_TEXTO EXIBIDO_
◆ ◆ ◆ ◆

"Sempre fomos livres nas profundezas de nosso coração, totalmente livres, homens e mulheres.
Fomos escravos no mundo externo, mas homens e mulheres livres em nossa alma e espírito."
Maharal de Praga (1525-1609)

Tragédia.


“O que é diferente é automaticamente visto como “ruim”. Verdadeiramente amar o “outro” é tão difícil e violento como se propuséssemos amar o “ruim” ou o imperfeito. O exorcismo, o ato de querer excluir e erradicar o “ruim”, significa verdadeiramente querer erradicar o “outro”. Como poderemos tolerar os outros e amá-los, se não toleramos em nós o que é “outro”, o que é fora de padrão e de expectativas? Não há identidade sem o outro, não há bom sem o ruim e não há bem sem o mal. (...) Qualquer tentativa que vise extirpar o “outro-ruim” corre o risco de inventar um “bom” monstruoso que seja desagradável, horrendo e destrutivo. Isso porque amar é o sentimento capaz de apreciar o diferente. Só poderemos integrar nosso “ruim” a nós, se pudermos processá-lo pelo sentimento de amor.” 1
Rabi Nilton Bonder


LONGE DE SER DEFINIDA por Aristóteles como um estilo teatral, uma forma catártica2 de observar a própria vida, por meio de um sentimento mórbido de apreciar o sofrimento alheio, a tragédia é a centelha que gera a família. Em Adão, o ser humano essencial, temos a primeira definição de tragédia. Dividido em si mesmo, parte homem, parte mulher, ao apaixonar-se por seu outro ser, sua fêmea, rompeu os laços paternos – naquele momento identificado pela relação com o Pai Eterno –, para proliferar-se, obedecendo de forma antagônica à ordem Paterna de crescer e multiplicar3. Essa ruptura com o estado paradisíaco de filho protegido por Deus é a primeira tragédia que gera a primeira família.

Mas nem sempre a tragédia familiar é a interrupção dolorosa de relacionamentos, seja pela distância, pelo divórcio ou pela morte. Muitas vezes ela se apresenta em nossa vida pela aproximação e pelo convívio. No livro de provérbios encontramos vários conselhos sobre esse fato. Viver com um parente demasiadamente exigente, ou intransigente, dividir o mesmo teto com alguém que reclama de tudo, conviver com familiares que só enxergam defeitos é muitas vezes uma tragédia maior que sua ausência. Salomão diz no livro de Provérbios4, que é melhor morar no fundo do quintal, que dividir o mesmo teto com um parente que reclama de tudo.

Viver em família não é somente participar de um ajuntamento parental de pessoas que se suportam quando se desencontram nos caminhos da existência, nem o insosso convívio da total aceitação desses desencontros; família é muito mais que isso. Viver em família é encontrar a alma gêmea e junto com ela produzir outras almas tão iguais e diferentes ao mesmo tempo. Viver em família é perceber as similaridades e as diferenças que nos fazem únicos. Família é o grande palco dos conflitos espirituais, ela é o paradigma da sociedade. É nela e por ela que nascem os verdadeiros heróis, aqueles que modificam o mundo.

◆ ◆ ◆ ◆

_TAREFAS_
(A) Copie sem alterações o trecho do texto sobre a tragédia na família que vai de "Mas nem sempre" até "reclama de tudo.", incluindo os dois extremos.
(B) Apresente em lista numerada tudo o que vai do início dos registros até a linha que contém "candle-body (712, 427, 717, 433)", inclusive, sem as linhas em branco.

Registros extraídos

◆ ◆ ◆ ◆

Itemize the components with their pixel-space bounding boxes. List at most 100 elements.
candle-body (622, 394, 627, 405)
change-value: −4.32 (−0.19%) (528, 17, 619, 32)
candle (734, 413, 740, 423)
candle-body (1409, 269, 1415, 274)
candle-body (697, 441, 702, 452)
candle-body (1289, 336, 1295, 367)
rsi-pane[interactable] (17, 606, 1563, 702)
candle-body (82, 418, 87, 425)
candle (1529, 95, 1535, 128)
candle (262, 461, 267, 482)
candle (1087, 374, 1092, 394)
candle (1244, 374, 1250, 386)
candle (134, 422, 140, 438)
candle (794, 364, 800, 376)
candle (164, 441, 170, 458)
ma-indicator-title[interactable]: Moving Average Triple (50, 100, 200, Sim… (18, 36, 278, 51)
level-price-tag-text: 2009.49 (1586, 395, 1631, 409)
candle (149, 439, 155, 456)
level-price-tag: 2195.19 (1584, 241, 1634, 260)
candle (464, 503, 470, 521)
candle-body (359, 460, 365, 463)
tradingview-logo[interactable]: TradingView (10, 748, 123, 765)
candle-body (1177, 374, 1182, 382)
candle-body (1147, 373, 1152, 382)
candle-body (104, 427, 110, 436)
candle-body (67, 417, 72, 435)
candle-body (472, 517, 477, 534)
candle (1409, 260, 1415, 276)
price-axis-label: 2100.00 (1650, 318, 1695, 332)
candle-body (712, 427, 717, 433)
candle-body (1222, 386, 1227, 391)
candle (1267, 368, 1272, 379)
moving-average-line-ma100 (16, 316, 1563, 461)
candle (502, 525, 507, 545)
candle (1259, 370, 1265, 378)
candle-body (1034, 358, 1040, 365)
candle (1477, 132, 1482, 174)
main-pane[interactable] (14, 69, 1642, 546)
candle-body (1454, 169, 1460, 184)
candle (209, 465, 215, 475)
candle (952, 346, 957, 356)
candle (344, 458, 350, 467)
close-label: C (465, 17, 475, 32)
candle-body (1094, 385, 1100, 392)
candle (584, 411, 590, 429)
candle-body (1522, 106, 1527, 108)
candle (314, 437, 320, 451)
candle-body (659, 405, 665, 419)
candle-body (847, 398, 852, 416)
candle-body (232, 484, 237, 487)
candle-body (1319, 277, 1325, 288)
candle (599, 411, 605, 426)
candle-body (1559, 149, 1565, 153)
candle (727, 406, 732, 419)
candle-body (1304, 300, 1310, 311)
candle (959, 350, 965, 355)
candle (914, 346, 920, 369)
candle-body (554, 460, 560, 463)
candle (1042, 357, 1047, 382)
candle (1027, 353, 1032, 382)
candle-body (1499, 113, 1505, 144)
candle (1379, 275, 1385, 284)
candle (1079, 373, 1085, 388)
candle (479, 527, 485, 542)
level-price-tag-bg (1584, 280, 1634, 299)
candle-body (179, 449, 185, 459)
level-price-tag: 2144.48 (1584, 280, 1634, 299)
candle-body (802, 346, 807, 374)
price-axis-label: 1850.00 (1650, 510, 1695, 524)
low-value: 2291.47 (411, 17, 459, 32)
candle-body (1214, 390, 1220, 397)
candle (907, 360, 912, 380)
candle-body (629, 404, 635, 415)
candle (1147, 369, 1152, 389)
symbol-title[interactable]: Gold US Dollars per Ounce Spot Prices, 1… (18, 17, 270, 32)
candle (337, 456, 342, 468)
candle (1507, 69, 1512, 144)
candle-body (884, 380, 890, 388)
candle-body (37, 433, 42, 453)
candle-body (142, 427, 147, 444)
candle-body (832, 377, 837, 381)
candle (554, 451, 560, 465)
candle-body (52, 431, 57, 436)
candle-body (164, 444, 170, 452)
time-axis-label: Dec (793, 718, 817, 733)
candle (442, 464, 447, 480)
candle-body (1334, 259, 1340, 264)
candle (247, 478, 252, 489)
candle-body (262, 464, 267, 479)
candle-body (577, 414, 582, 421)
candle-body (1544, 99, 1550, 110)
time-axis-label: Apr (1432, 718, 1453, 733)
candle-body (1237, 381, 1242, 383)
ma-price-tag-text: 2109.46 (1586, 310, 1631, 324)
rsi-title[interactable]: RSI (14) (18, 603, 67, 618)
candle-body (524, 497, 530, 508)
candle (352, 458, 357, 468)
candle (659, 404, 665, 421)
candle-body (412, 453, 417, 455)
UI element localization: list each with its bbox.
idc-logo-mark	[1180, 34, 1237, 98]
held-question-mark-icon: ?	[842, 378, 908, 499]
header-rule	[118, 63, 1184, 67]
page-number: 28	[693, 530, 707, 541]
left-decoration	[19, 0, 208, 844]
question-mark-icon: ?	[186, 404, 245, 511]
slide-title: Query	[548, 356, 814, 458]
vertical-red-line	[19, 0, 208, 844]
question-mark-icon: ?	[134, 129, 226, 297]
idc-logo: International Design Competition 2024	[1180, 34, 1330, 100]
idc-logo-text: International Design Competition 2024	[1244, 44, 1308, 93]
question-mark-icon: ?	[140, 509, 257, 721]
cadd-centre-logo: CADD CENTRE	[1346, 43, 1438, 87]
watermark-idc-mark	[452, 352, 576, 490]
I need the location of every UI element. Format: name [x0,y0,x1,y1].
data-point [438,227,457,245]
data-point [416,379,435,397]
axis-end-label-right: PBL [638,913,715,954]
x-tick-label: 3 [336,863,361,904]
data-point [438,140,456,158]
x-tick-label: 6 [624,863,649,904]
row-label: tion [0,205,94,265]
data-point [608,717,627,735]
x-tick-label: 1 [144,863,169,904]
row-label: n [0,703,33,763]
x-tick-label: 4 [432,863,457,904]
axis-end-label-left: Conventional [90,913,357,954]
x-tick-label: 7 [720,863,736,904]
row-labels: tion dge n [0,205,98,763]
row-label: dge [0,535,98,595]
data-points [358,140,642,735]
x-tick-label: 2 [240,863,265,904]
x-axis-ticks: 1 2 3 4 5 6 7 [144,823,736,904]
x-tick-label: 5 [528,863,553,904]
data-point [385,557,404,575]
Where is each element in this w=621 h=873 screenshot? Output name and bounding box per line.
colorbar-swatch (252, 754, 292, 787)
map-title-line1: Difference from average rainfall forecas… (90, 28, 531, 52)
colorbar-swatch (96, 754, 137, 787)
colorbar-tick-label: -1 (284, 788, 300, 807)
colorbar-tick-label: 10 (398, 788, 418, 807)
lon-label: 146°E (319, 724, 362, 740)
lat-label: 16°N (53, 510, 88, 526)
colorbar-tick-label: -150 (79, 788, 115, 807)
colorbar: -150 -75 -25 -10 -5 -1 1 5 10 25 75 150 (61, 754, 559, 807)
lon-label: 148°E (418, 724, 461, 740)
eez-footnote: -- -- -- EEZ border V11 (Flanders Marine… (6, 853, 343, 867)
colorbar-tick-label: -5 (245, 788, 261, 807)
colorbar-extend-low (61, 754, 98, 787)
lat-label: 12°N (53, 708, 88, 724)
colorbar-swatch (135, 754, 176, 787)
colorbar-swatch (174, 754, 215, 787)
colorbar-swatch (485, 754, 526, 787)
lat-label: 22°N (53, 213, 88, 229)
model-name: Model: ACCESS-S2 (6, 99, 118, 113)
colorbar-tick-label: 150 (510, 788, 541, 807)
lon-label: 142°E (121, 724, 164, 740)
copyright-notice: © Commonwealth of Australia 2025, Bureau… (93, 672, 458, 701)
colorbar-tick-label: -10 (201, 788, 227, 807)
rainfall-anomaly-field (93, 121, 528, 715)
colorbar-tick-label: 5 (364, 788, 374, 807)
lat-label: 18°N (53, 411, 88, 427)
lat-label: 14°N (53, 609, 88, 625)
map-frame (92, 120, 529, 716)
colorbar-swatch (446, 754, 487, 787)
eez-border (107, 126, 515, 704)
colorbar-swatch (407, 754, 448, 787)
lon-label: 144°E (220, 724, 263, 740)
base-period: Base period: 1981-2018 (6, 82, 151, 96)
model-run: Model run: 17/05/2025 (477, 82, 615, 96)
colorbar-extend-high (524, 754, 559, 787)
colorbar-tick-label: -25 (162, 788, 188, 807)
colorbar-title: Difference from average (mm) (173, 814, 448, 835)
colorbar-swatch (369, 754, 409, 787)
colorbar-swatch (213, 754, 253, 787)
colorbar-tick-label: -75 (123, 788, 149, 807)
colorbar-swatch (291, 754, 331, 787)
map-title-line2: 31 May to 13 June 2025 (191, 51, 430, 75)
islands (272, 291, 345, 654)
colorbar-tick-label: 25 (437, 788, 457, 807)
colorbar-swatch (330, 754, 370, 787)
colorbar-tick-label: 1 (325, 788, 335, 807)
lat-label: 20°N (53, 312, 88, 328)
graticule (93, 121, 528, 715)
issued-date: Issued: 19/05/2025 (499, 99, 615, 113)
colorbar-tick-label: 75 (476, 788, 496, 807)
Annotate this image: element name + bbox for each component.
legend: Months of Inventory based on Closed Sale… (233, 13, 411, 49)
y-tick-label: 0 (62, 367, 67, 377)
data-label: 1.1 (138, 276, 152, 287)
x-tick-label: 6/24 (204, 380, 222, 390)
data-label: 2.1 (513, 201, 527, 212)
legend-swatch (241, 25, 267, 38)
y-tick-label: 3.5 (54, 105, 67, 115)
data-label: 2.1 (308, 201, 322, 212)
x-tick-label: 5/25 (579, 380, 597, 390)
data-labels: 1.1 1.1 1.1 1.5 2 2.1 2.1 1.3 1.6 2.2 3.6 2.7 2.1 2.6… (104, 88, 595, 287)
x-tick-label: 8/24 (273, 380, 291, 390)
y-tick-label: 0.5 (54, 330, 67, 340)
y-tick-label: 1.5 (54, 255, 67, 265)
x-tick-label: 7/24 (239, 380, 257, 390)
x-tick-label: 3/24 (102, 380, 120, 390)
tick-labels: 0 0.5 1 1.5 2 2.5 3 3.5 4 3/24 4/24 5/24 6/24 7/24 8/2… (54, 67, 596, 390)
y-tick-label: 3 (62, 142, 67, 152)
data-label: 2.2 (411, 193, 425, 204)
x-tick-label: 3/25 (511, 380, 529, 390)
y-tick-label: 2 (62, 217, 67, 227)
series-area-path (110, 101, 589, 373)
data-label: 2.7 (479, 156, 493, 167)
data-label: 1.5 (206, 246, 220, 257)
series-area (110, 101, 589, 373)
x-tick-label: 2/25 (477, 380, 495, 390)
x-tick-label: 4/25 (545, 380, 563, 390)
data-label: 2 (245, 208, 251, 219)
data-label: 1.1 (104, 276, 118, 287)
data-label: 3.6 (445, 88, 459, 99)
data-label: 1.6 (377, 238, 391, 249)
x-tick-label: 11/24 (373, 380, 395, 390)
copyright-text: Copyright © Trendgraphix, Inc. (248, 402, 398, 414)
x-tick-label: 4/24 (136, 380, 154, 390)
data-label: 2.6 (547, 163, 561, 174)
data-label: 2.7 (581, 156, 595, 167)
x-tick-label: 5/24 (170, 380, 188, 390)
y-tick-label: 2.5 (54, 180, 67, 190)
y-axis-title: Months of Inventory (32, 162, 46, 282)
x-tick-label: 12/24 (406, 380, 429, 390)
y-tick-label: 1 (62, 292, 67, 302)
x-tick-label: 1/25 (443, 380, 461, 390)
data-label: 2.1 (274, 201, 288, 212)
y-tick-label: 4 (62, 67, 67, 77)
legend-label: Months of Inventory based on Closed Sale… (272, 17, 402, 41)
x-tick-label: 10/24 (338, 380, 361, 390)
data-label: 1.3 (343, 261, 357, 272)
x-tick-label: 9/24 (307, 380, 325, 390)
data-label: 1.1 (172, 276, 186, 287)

◆ ◆ ◆ ◆

_TAREFAS RESOLVIDAS_
(A)
Mas nem sempre a tragédia familiar é a interrupção dolorosa de relacionamentos, seja pela distância, pelo divórcio ou pela morte. Muitas vezes ela se apresenta em nossa vida pela aproximação e pelo convívio. No livro de provérbios encontramos vários conselhos sobre esse fato. Viver com um parente demasiadamente exigente, ou intransigente, dividir o mesmo teto com alguém que reclama de tudo, conviver com familiares que só enxergam defeitos é muitas vezes uma tragédia maior que sua ausência. Salomão diz no livro de Provérbios4, que é melhor morar no fundo do quintal, que dividir o mesmo teto com um parente que reclama de tudo.

(B)
1. Itemize the components with their pixel-space bounding boxes. List at most 100 elements.
2. candle-body (622, 394, 627, 405)
3. change-value: −4.32 (−0.19%) (528, 17, 619, 32)
4. candle (734, 413, 740, 423)
5. candle-body (1409, 269, 1415, 274)
6. candle-body (697, 441, 702, 452)
7. candle-body (1289, 336, 1295, 367)
8. rsi-pane[interactable] (17, 606, 1563, 702)
9. candle-body (82, 418, 87, 425)
10. candle (1529, 95, 1535, 128)
11. candle (262, 461, 267, 482)
12. candle (1087, 374, 1092, 394)
13. candle (1244, 374, 1250, 386)
14. candle (134, 422, 140, 438)
15. candle (794, 364, 800, 376)
16. candle (164, 441, 170, 458)
17. ma-indicator-title[interactable]: Moving Average Triple (50, 100, 200, Sim… (18, 36, 278, 51)
18. level-price-tag-text: 2009.49 (1586, 395, 1631, 409)
19. candle (149, 439, 155, 456)
20. level-price-tag: 2195.19 (1584, 241, 1634, 260)
21. candle (464, 503, 470, 521)
22. candle-body (359, 460, 365, 463)
23. tradingview-logo[interactable]: TradingView (10, 748, 123, 765)
24. candle-body (1177, 374, 1182, 382)
25. candle-body (1147, 373, 1152, 382)
26. candle-body (104, 427, 110, 436)
27. candle-body (67, 417, 72, 435)
28. candle-body (472, 517, 477, 534)
29. candle (1409, 260, 1415, 276)
30. price-axis-label: 2100.00 (1650, 318, 1695, 332)
31. candle-body (712, 427, 717, 433)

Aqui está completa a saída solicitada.